> _Instructions for the task_: Output every entry exactly as written, skipping any pictures.

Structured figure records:
****

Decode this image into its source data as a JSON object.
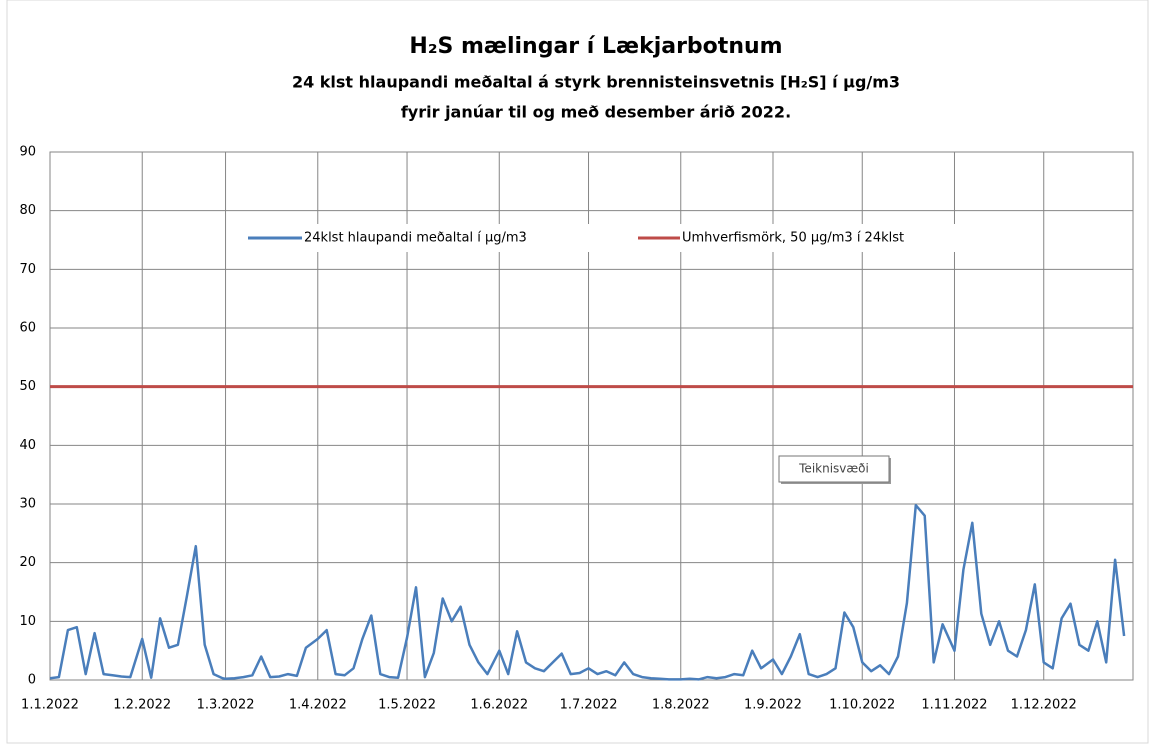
{
  "chart_data": {
    "type": "line",
    "title": "H₂S mælingar í Lækjarbotnum",
    "subtitle": [
      "24 klst hlaupandi meðaltal á styrk brennisteinsvetnis [H₂S] í µg/m3",
      "fyrir janúar til og með desember árið 2022."
    ],
    "annotation": "Teiknisvæði",
    "x": [
      "1.1.2022",
      "4.1.2022",
      "7.1.2022",
      "10.1.2022",
      "13.1.2022",
      "16.1.2022",
      "19.1.2022",
      "22.1.2022",
      "25.1.2022",
      "28.1.2022",
      "1.2.2022",
      "4.2.2022",
      "7.2.2022",
      "10.2.2022",
      "13.2.2022",
      "16.2.2022",
      "19.2.2022",
      "22.2.2022",
      "25.2.2022",
      "28.2.2022",
      "1.3.2022",
      "4.3.2022",
      "7.3.2022",
      "10.3.2022",
      "13.3.2022",
      "16.3.2022",
      "19.3.2022",
      "22.3.2022",
      "25.3.2022",
      "28.3.2022",
      "1.4.2022",
      "4.4.2022",
      "7.4.2022",
      "10.4.2022",
      "13.4.2022",
      "16.4.2022",
      "19.4.2022",
      "22.4.2022",
      "25.4.2022",
      "28.4.2022",
      "1.5.2022",
      "4.5.2022",
      "7.5.2022",
      "10.5.2022",
      "13.5.2022",
      "16.5.2022",
      "19.5.2022",
      "22.5.2022",
      "25.5.2022",
      "28.5.2022",
      "1.6.2022",
      "4.6.2022",
      "7.6.2022",
      "10.6.2022",
      "13.6.2022",
      "16.6.2022",
      "19.6.2022",
      "22.6.2022",
      "25.6.2022",
      "28.6.2022",
      "1.7.2022",
      "4.7.2022",
      "7.7.2022",
      "10.7.2022",
      "13.7.2022",
      "16.7.2022",
      "19.7.2022",
      "22.7.2022",
      "25.7.2022",
      "28.7.2022",
      "1.8.2022",
      "4.8.2022",
      "7.8.2022",
      "10.8.2022",
      "13.8.2022",
      "16.8.2022",
      "19.8.2022",
      "22.8.2022",
      "25.8.2022",
      "28.8.2022",
      "1.9.2022",
      "4.9.2022",
      "7.9.2022",
      "10.9.2022",
      "13.9.2022",
      "16.9.2022",
      "19.9.2022",
      "22.9.2022",
      "25.9.2022",
      "28.9.2022",
      "1.10.2022",
      "4.10.2022",
      "7.10.2022",
      "10.10.2022",
      "13.10.2022",
      "16.10.2022",
      "19.10.2022",
      "22.10.2022",
      "25.10.2022",
      "28.10.2022",
      "1.11.2022",
      "4.11.2022",
      "7.11.2022",
      "10.11.2022",
      "13.11.2022",
      "16.11.2022",
      "19.11.2022",
      "22.11.2022",
      "25.11.2022",
      "28.11.2022",
      "1.12.2022",
      "4.12.2022",
      "7.12.2022",
      "10.12.2022",
      "13.12.2022",
      "16.12.2022",
      "19.12.2022",
      "22.12.2022",
      "25.12.2022",
      "28.12.2022"
    ],
    "series": [
      {
        "name": "24klst hlaupandi meðaltal í µg/m3",
        "color": "#4a7ebb",
        "values": [
          0.3,
          0.5,
          8.5,
          9,
          1,
          8,
          1,
          0.8,
          0.6,
          0.5,
          7,
          0.4,
          10.5,
          5.5,
          6,
          14.3,
          22.8,
          6,
          1,
          0.3,
          0.2,
          0.3,
          0.5,
          0.8,
          4,
          0.5,
          0.6,
          1,
          0.7,
          5.5,
          7,
          8.5,
          1,
          0.8,
          2,
          7,
          11,
          1,
          0.5,
          0.4,
          7.2,
          15.8,
          0.5,
          4.6,
          13.9,
          10,
          12.5,
          6,
          3,
          1,
          5,
          1,
          8.3,
          3,
          2,
          1.5,
          3,
          4.5,
          1,
          1.2,
          2,
          1,
          1.5,
          0.8,
          3,
          1,
          0.5,
          0.3,
          0.2,
          0.1,
          0.1,
          0.2,
          0.1,
          0.5,
          0.3,
          0.5,
          1,
          0.8,
          5,
          2,
          3.5,
          1,
          4,
          7.8,
          1,
          0.5,
          1,
          2,
          11.5,
          9,
          3,
          1.5,
          2.5,
          1,
          4,
          13.1,
          29.8,
          28,
          3,
          9.5,
          5,
          18.8,
          26.8,
          11.3,
          6,
          10,
          5,
          4,
          8.5,
          16.3,
          3,
          2,
          10.5,
          13,
          6,
          5,
          10,
          3,
          20.5,
          7.5
        ]
      }
    ],
    "reference_line": {
      "name": "Umhverfismörk, 50 µg/m3 í 24klst",
      "color": "#be4b48",
      "value": 50
    },
    "xlim": [
      "1.1.2022",
      "31.12.2022"
    ],
    "xticks": [
      "1.1.2022",
      "1.2.2022",
      "1.3.2022",
      "1.4.2022",
      "1.5.2022",
      "1.6.2022",
      "1.7.2022",
      "1.8.2022",
      "1.9.2022",
      "1.10.2022",
      "1.11.2022",
      "1.12.2022"
    ],
    "ylim": [
      0,
      90
    ],
    "yticks": [
      0,
      10,
      20,
      30,
      40,
      50,
      60,
      70,
      80,
      90
    ],
    "grid": true,
    "legend": "top"
  }
}
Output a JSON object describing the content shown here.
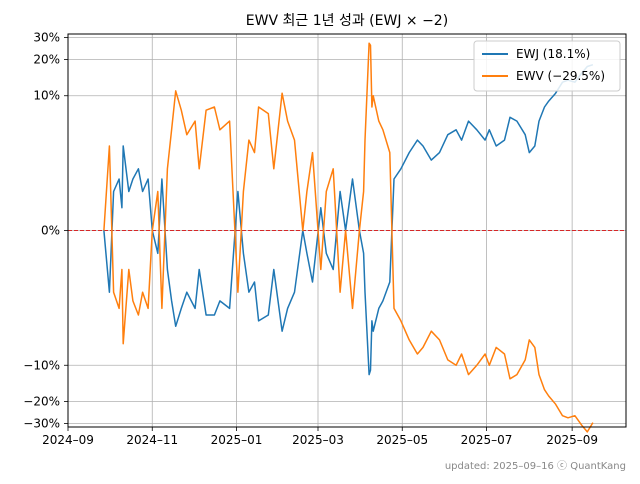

****

> _Expected output_:
Decode this image into its source data as a JSON object.
{
  "chart_data": {
    "type": "line",
    "title": "H₂S mælingar í Lækjarbotnum",
    "subtitle": [
      "24 klst hlaupandi meðaltal á styrk brennisteinsvetnis [H₂S] í µg/m3",
      "fyrir janúar til og með desember árið 2022."
    ],
    "annotation": "Teiknisvæði",
    "x": [
      "1.1.2022",
      "4.1.2022",
      "7.1.2022",
      "10.1.2022",
      "13.1.2022",
      "16.1.2022",
      "19.1.2022",
      "22.1.2022",
      "25.1.2022",
      "28.1.2022",
      "1.2.2022",
      "4.2.2022",
      "7.2.2022",
      "10.2.2022",
      "13.2.2022",
      "16.2.2022",
      "19.2.2022",
      "22.2.2022",
      "25.2.2022",
      "28.2.2022",
      "1.3.2022",
      "4.3.2022",
      "7.3.2022",
      "10.3.2022",
      "13.3.2022",
      "16.3.2022",
      "19.3.2022",
      "22.3.2022",
      "25.3.2022",
      "28.3.2022",
      "1.4.2022",
      "4.4.2022",
      "7.4.2022",
      "10.4.2022",
      "13.4.2022",
      "16.4.2022",
      "19.4.2022",
      "22.4.2022",
      "25.4.2022",
      "28.4.2022",
      "1.5.2022",
      "4.5.2022",
      "7.5.2022",
      "10.5.2022",
      "13.5.2022",
      "16.5.2022",
      "19.5.2022",
      "22.5.2022",
      "25.5.2022",
      "28.5.2022",
      "1.6.2022",
      "4.6.2022",
      "7.6.2022",
      "10.6.2022",
      "13.6.2022",
      "16.6.2022",
      "19.6.2022",
      "22.6.2022",
      "25.6.2022",
      "28.6.2022",
      "1.7.2022",
      "4.7.2022",
      "7.7.2022",
      "10.7.2022",
      "13.7.2022",
      "16.7.2022",
      "19.7.2022",
      "22.7.2022",
      "25.7.2022",
      "28.7.2022",
      "1.8.2022",
      "4.8.2022",
      "7.8.2022",
      "10.8.2022",
      "13.8.2022",
      "16.8.2022",
      "19.8.2022",
      "22.8.2022",
      "25.8.2022",
      "28.8.2022",
      "1.9.2022",
      "4.9.2022",
      "7.9.2022",
      "10.9.2022",
      "13.9.2022",
      "16.9.2022",
      "19.9.2022",
      "22.9.2022",
      "25.9.2022",
      "28.9.2022",
      "1.10.2022",
      "4.10.2022",
      "7.10.2022",
      "10.10.2022",
      "13.10.2022",
      "16.10.2022",
      "19.10.2022",
      "22.10.2022",
      "25.10.2022",
      "28.10.2022",
      "1.11.2022",
      "4.11.2022",
      "7.11.2022",
      "10.11.2022",
      "13.11.2022",
      "16.11.2022",
      "19.11.2022",
      "22.11.2022",
      "25.11.2022",
      "28.11.2022",
      "1.12.2022",
      "4.12.2022",
      "7.12.2022",
      "10.12.2022",
      "13.12.2022",
      "16.12.2022",
      "19.12.2022",
      "22.12.2022",
      "25.12.2022",
      "28.12.2022"
    ],
    "series": [
      {
        "name": "24klst hlaupandi meðaltal í µg/m3",
        "color": "#4a7ebb",
        "values": [
          0.3,
          0.5,
          8.5,
          9,
          1,
          8,
          1,
          0.8,
          0.6,
          0.5,
          7,
          0.4,
          10.5,
          5.5,
          6,
          14.3,
          22.8,
          6,
          1,
          0.3,
          0.2,
          0.3,
          0.5,
          0.8,
          4,
          0.5,
          0.6,
          1,
          0.7,
          5.5,
          7,
          8.5,
          1,
          0.8,
          2,
          7,
          11,
          1,
          0.5,
          0.4,
          7.2,
          15.8,
          0.5,
          4.6,
          13.9,
          10,
          12.5,
          6,
          3,
          1,
          5,
          1,
          8.3,
          3,
          2,
          1.5,
          3,
          4.5,
          1,
          1.2,
          2,
          1,
          1.5,
          0.8,
          3,
          1,
          0.5,
          0.3,
          0.2,
          0.1,
          0.1,
          0.2,
          0.1,
          0.5,
          0.3,
          0.5,
          1,
          0.8,
          5,
          2,
          3.5,
          1,
          4,
          7.8,
          1,
          0.5,
          1,
          2,
          11.5,
          9,
          3,
          1.5,
          2.5,
          1,
          4,
          13.1,
          29.8,
          28,
          3,
          9.5,
          5,
          18.8,
          26.8,
          11.3,
          6,
          10,
          5,
          4,
          8.5,
          16.3,
          3,
          2,
          10.5,
          13,
          6,
          5,
          10,
          3,
          20.5,
          7.5
        ]
      }
    ],
    "reference_line": {
      "name": "Umhverfismörk, 50 µg/m3 í 24klst",
      "color": "#be4b48",
      "value": 50
    },
    "xlim": [
      "1.1.2022",
      "31.12.2022"
    ],
    "xticks": [
      "1.1.2022",
      "1.2.2022",
      "1.3.2022",
      "1.4.2022",
      "1.5.2022",
      "1.6.2022",
      "1.7.2022",
      "1.8.2022",
      "1.9.2022",
      "1.10.2022",
      "1.11.2022",
      "1.12.2022"
    ],
    "ylim": [
      0,
      90
    ],
    "yticks": [
      0,
      10,
      20,
      30,
      40,
      50,
      60,
      70,
      80,
      90
    ],
    "grid": true,
    "legend": "top"
  }
}
Output a JSON object describing the content shown here.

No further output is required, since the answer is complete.